| Set exercise |
Make an exact copy of the entries below with the pictures removed.

| Source data |
:::

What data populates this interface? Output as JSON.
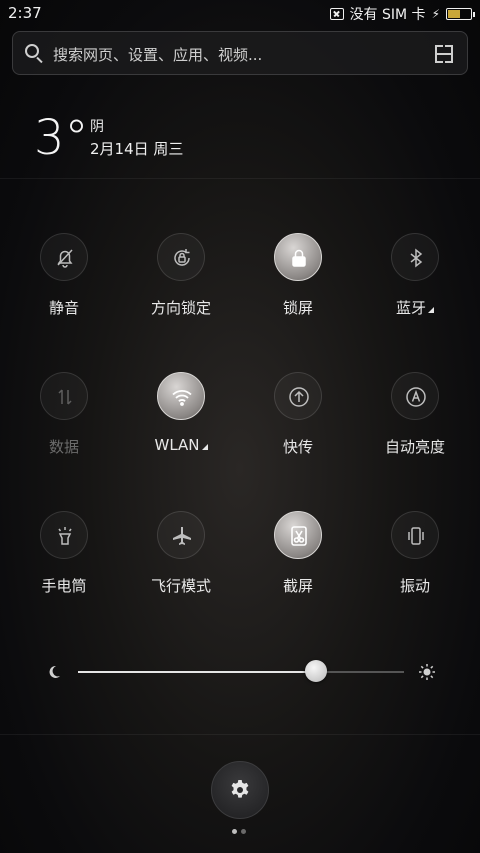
{
  "status_bar": {
    "time": "2:37",
    "sim_text": "没有 SIM 卡",
    "battery_level": 0.55,
    "icons": [
      "no-sim-icon",
      "charging-icon",
      "battery-icon"
    ]
  },
  "search": {
    "placeholder": "搜索网页、设置、应用、视频...",
    "icons": [
      "search-icon",
      "scan-icon"
    ]
  },
  "weather": {
    "temperature": "3°",
    "condition": "阴",
    "date": "2月14日 周三"
  },
  "toggles": [
    {
      "id": "mute",
      "label": "静音",
      "icon": "bell-off-icon",
      "state": "off"
    },
    {
      "id": "rotation-lock",
      "label": "方向锁定",
      "icon": "rotation-lock-icon",
      "state": "off"
    },
    {
      "id": "lock-screen",
      "label": "锁屏",
      "icon": "lock-icon",
      "state": "on"
    },
    {
      "id": "bluetooth",
      "label": "蓝牙",
      "icon": "bluetooth-icon",
      "state": "off",
      "has_more": true
    },
    {
      "id": "data",
      "label": "数据",
      "icon": "data-arrows-icon",
      "state": "disabled"
    },
    {
      "id": "wlan",
      "label": "WLAN",
      "icon": "wifi-icon",
      "state": "on",
      "has_more": true
    },
    {
      "id": "quick-share",
      "label": "快传",
      "icon": "upload-arrow-icon",
      "state": "off"
    },
    {
      "id": "auto-brightness",
      "label": "自动亮度",
      "icon": "auto-brightness-icon",
      "state": "off"
    },
    {
      "id": "flashlight",
      "label": "手电筒",
      "icon": "flashlight-icon",
      "state": "off"
    },
    {
      "id": "airplane",
      "label": "飞行模式",
      "icon": "airplane-icon",
      "state": "off"
    },
    {
      "id": "screenshot",
      "label": "截屏",
      "icon": "scissors-icon",
      "state": "on"
    },
    {
      "id": "vibrate",
      "label": "振动",
      "icon": "vibrate-icon",
      "state": "off"
    }
  ],
  "brightness": {
    "level": 0.73,
    "icons": [
      "moon-icon",
      "sun-icon"
    ]
  },
  "footer": {
    "settings_icon": "gear-icon",
    "page_count": 2,
    "active_page": 1
  }
}
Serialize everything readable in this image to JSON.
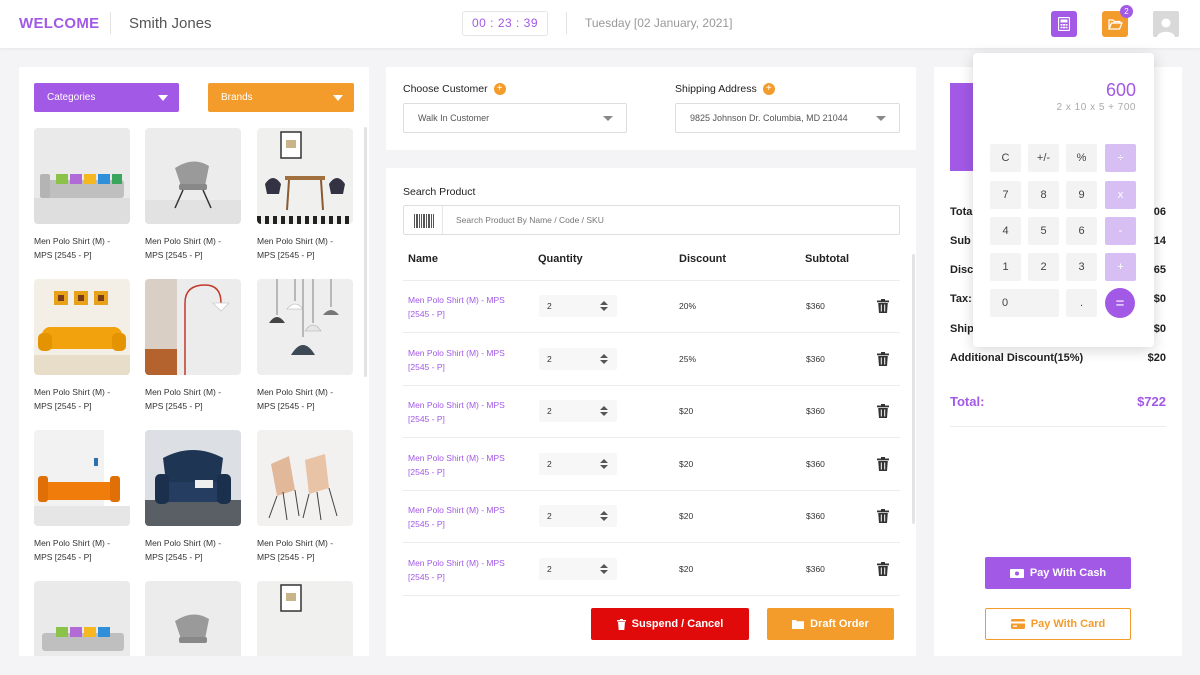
{
  "header": {
    "welcome": "WELCOME",
    "username": "Smith Jones",
    "timer": "00 : 23 : 39",
    "date": "Tuesday [02 January, 2021]",
    "folder_badge": "2",
    "accent": "#a259e6",
    "secondary": "#f39c2c"
  },
  "filters": {
    "categories": "Categories",
    "brands": "Brands"
  },
  "products": [
    {
      "name": "Men Polo Shirt (M) - MPS [2545 - P]",
      "image": "grey-sofa"
    },
    {
      "name": "Men Polo Shirt (M) - MPS [2545 - P]",
      "image": "grey-chair"
    },
    {
      "name": "Men Polo Shirt (M) - MPS [2545 - P]",
      "image": "dining-set"
    },
    {
      "name": "Men Polo Shirt (M) - MPS [2545 - P]",
      "image": "yellow-sofa"
    },
    {
      "name": "Men Polo Shirt (M) - MPS [2545 - P]",
      "image": "floor-lamp"
    },
    {
      "name": "Men Polo Shirt (M) - MPS [2545 - P]",
      "image": "pendant-lamps"
    },
    {
      "name": "Men Polo Shirt (M) - MPS [2545 - P]",
      "image": "orange-sofa"
    },
    {
      "name": "Men Polo Shirt (M) - MPS [2545 - P]",
      "image": "blue-armchair"
    },
    {
      "name": "Men Polo Shirt (M) - MPS [2545 - P]",
      "image": "wood-chairs"
    },
    {
      "name": "",
      "image": "grey-sofa"
    },
    {
      "name": "",
      "image": "grey-chair"
    },
    {
      "name": "",
      "image": "dining-set"
    }
  ],
  "customer": {
    "label": "Choose Customer",
    "value": "Walk In Customer",
    "shipping_label": "Shipping Address",
    "shipping_value": "9825 Johnson Dr. Columbia, MD 21044"
  },
  "search": {
    "label": "Search Product",
    "placeholder": "Search Product By Name / Code / SKU"
  },
  "table": {
    "headers": [
      "Name",
      "Quantity",
      "Discount",
      "Subtotal"
    ],
    "rows": [
      {
        "name": "Men Polo Shirt (M) - MPS [2545 - P]",
        "qty": "2",
        "discount": "20%",
        "subtotal": "$360"
      },
      {
        "name": "Men Polo Shirt (M) - MPS [2545 - P]",
        "qty": "2",
        "discount": "25%",
        "subtotal": "$360"
      },
      {
        "name": "Men Polo Shirt (M) - MPS [2545 - P]",
        "qty": "2",
        "discount": "$20",
        "subtotal": "$360"
      },
      {
        "name": "Men Polo Shirt (M) - MPS [2545 - P]",
        "qty": "2",
        "discount": "$20",
        "subtotal": "$360"
      },
      {
        "name": "Men Polo Shirt (M) - MPS [2545 - P]",
        "qty": "2",
        "discount": "$20",
        "subtotal": "$360"
      },
      {
        "name": "Men Polo Shirt (M) - MPS [2545 - P]",
        "qty": "2",
        "discount": "$20",
        "subtotal": "$360"
      }
    ]
  },
  "actions": {
    "suspend": "Suspend / Cancel",
    "draft": "Draft Order"
  },
  "summary": {
    "rows": [
      {
        "label": "Tota",
        "value": "06"
      },
      {
        "label": "Sub",
        "value": "14"
      },
      {
        "label": "Disc",
        "value": "65"
      },
      {
        "label": "Tax:",
        "value": "$0"
      },
      {
        "label": "Ship",
        "value": "$0"
      },
      {
        "label": "Additional Discount(15%)",
        "value": "$20"
      }
    ],
    "total_label": "Total:",
    "total_value": "$722",
    "pay_cash": "Pay With Cash",
    "pay_card": "Pay With Card"
  },
  "calculator": {
    "result": "600",
    "expression": "2 x 10 x 5 + 700",
    "keys": [
      [
        "C",
        "+/-",
        "%",
        "÷"
      ],
      [
        "7",
        "8",
        "9",
        "x"
      ],
      [
        "4",
        "5",
        "6",
        "-"
      ],
      [
        "1",
        "2",
        "3",
        "+"
      ],
      [
        "0",
        ".",
        "="
      ]
    ]
  }
}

:::

| Output below |
What data populates this interface? Output as JSON.
{
  "status_bar": {
    "time": "2:37",
    "sim_text": "没有 SIM 卡",
    "battery_level": 0.55,
    "icons": [
      "no-sim-icon",
      "charging-icon",
      "battery-icon"
    ]
  },
  "search": {
    "placeholder": "搜索网页、设置、应用、视频...",
    "icons": [
      "search-icon",
      "scan-icon"
    ]
  },
  "weather": {
    "temperature": "3°",
    "condition": "阴",
    "date": "2月14日 周三"
  },
  "toggles": [
    {
      "id": "mute",
      "label": "静音",
      "icon": "bell-off-icon",
      "state": "off"
    },
    {
      "id": "rotation-lock",
      "label": "方向锁定",
      "icon": "rotation-lock-icon",
      "state": "off"
    },
    {
      "id": "lock-screen",
      "label": "锁屏",
      "icon": "lock-icon",
      "state": "on"
    },
    {
      "id": "bluetooth",
      "label": "蓝牙",
      "icon": "bluetooth-icon",
      "state": "off",
      "has_more": true
    },
    {
      "id": "data",
      "label": "数据",
      "icon": "data-arrows-icon",
      "state": "disabled"
    },
    {
      "id": "wlan",
      "label": "WLAN",
      "icon": "wifi-icon",
      "state": "on",
      "has_more": true
    },
    {
      "id": "quick-share",
      "label": "快传",
      "icon": "upload-arrow-icon",
      "state": "off"
    },
    {
      "id": "auto-brightness",
      "label": "自动亮度",
      "icon": "auto-brightness-icon",
      "state": "off"
    },
    {
      "id": "flashlight",
      "label": "手电筒",
      "icon": "flashlight-icon",
      "state": "off"
    },
    {
      "id": "airplane",
      "label": "飞行模式",
      "icon": "airplane-icon",
      "state": "off"
    },
    {
      "id": "screenshot",
      "label": "截屏",
      "icon": "scissors-icon",
      "state": "on"
    },
    {
      "id": "vibrate",
      "label": "振动",
      "icon": "vibrate-icon",
      "state": "off"
    }
  ],
  "brightness": {
    "level": 0.73,
    "icons": [
      "moon-icon",
      "sun-icon"
    ]
  },
  "footer": {
    "settings_icon": "gear-icon",
    "page_count": 2,
    "active_page": 1
  }
}
Serialize everything readable in this image to JSON.
{
  "header": {
    "welcome": "WELCOME",
    "username": "Smith Jones",
    "timer": "00 : 23 : 39",
    "date": "Tuesday [02 January, 2021]",
    "folder_badge": "2",
    "accent": "#a259e6",
    "secondary": "#f39c2c"
  },
  "filters": {
    "categories": "Categories",
    "brands": "Brands"
  },
  "products": [
    {
      "name": "Men Polo Shirt (M) - MPS [2545 - P]",
      "image": "grey-sofa"
    },
    {
      "name": "Men Polo Shirt (M) - MPS [2545 - P]",
      "image": "grey-chair"
    },
    {
      "name": "Men Polo Shirt (M) - MPS [2545 - P]",
      "image": "dining-set"
    },
    {
      "name": "Men Polo Shirt (M) - MPS [2545 - P]",
      "image": "yellow-sofa"
    },
    {
      "name": "Men Polo Shirt (M) - MPS [2545 - P]",
      "image": "floor-lamp"
    },
    {
      "name": "Men Polo Shirt (M) - MPS [2545 - P]",
      "image": "pendant-lamps"
    },
    {
      "name": "Men Polo Shirt (M) - MPS [2545 - P]",
      "image": "orange-sofa"
    },
    {
      "name": "Men Polo Shirt (M) - MPS [2545 - P]",
      "image": "blue-armchair"
    },
    {
      "name": "Men Polo Shirt (M) - MPS [2545 - P]",
      "image": "wood-chairs"
    },
    {
      "name": "",
      "image": "grey-sofa"
    },
    {
      "name": "",
      "image": "grey-chair"
    },
    {
      "name": "",
      "image": "dining-set"
    }
  ],
  "customer": {
    "label": "Choose Customer",
    "value": "Walk In Customer",
    "shipping_label": "Shipping Address",
    "shipping_value": "9825 Johnson Dr. Columbia, MD 21044"
  },
  "search": {
    "label": "Search Product",
    "placeholder": "Search Product By Name / Code / SKU"
  },
  "table": {
    "headers": [
      "Name",
      "Quantity",
      "Discount",
      "Subtotal"
    ],
    "rows": [
      {
        "name": "Men Polo Shirt (M) - MPS [2545 - P]",
        "qty": "2",
        "discount": "20%",
        "subtotal": "$360"
      },
      {
        "name": "Men Polo Shirt (M) - MPS [2545 - P]",
        "qty": "2",
        "discount": "25%",
        "subtotal": "$360"
      },
      {
        "name": "Men Polo Shirt (M) - MPS [2545 - P]",
        "qty": "2",
        "discount": "$20",
        "subtotal": "$360"
      },
      {
        "name": "Men Polo Shirt (M) - MPS [2545 - P]",
        "qty": "2",
        "discount": "$20",
        "subtotal": "$360"
      },
      {
        "name": "Men Polo Shirt (M) - MPS [2545 - P]",
        "qty": "2",
        "discount": "$20",
        "subtotal": "$360"
      },
      {
        "name": "Men Polo Shirt (M) - MPS [2545 - P]",
        "qty": "2",
        "discount": "$20",
        "subtotal": "$360"
      }
    ]
  },
  "actions": {
    "suspend": "Suspend / Cancel",
    "draft": "Draft Order"
  },
  "summary": {
    "rows": [
      {
        "label": "Tota",
        "value": "06"
      },
      {
        "label": "Sub",
        "value": "14"
      },
      {
        "label": "Disc",
        "value": "65"
      },
      {
        "label": "Tax:",
        "value": "$0"
      },
      {
        "label": "Ship",
        "value": "$0"
      },
      {
        "label": "Additional Discount(15%)",
        "value": "$20"
      }
    ],
    "total_label": "Total:",
    "total_value": "$722",
    "pay_cash": "Pay With Cash",
    "pay_card": "Pay With Card"
  },
  "calculator": {
    "result": "600",
    "expression": "2 x 10 x 5 + 700",
    "keys": [
      [
        "C",
        "+/-",
        "%",
        "÷"
      ],
      [
        "7",
        "8",
        "9",
        "x"
      ],
      [
        "4",
        "5",
        "6",
        "-"
      ],
      [
        "1",
        "2",
        "3",
        "+"
      ],
      [
        "0",
        ".",
        "="
      ]
    ]
  }
}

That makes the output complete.